| THE TASK |
Look through the data for the string "приладу". Copy every line where it is found.

--- DATASET ENTRIES ---

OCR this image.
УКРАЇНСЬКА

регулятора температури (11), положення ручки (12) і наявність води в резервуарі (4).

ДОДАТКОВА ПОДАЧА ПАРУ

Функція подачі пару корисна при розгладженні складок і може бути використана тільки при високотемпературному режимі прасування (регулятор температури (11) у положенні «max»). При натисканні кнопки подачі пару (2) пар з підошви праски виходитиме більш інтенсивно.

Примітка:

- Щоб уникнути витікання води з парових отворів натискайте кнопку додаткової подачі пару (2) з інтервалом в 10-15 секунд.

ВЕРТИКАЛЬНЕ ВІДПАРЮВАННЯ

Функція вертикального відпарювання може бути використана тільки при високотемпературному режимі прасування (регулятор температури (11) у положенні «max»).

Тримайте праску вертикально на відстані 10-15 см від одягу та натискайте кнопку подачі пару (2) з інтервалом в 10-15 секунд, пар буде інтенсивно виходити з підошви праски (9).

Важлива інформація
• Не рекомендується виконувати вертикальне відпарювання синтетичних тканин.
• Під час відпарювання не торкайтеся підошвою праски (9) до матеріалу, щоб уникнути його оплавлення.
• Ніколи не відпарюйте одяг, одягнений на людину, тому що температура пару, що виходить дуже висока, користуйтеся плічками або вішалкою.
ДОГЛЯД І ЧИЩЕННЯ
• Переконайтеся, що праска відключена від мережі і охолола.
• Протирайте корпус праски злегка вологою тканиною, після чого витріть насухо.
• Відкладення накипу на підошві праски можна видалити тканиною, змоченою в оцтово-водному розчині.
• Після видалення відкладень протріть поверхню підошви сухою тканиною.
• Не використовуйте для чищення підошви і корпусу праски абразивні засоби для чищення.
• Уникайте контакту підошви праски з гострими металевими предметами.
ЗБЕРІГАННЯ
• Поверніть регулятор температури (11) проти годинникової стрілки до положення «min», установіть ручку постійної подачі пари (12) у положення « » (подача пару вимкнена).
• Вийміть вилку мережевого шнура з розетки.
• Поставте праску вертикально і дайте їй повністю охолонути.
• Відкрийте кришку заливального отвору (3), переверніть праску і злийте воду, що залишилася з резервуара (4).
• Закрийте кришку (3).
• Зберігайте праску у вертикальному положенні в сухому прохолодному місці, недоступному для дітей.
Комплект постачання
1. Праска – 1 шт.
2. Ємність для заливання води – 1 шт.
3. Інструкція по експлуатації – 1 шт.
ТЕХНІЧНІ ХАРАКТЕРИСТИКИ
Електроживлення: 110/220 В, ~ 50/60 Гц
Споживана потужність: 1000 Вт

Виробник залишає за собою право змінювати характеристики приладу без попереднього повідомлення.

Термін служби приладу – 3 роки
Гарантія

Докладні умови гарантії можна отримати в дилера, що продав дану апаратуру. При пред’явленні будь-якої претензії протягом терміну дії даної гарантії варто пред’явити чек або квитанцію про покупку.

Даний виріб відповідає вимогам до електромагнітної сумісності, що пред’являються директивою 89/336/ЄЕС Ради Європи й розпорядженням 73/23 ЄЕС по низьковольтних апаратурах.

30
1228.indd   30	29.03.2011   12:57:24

---

| REPLY TO THE TASK |
Виробник залишає за собою право змінювати характеристики приладу без попереднього повідомлення.
Термін служби приладу – 3 роки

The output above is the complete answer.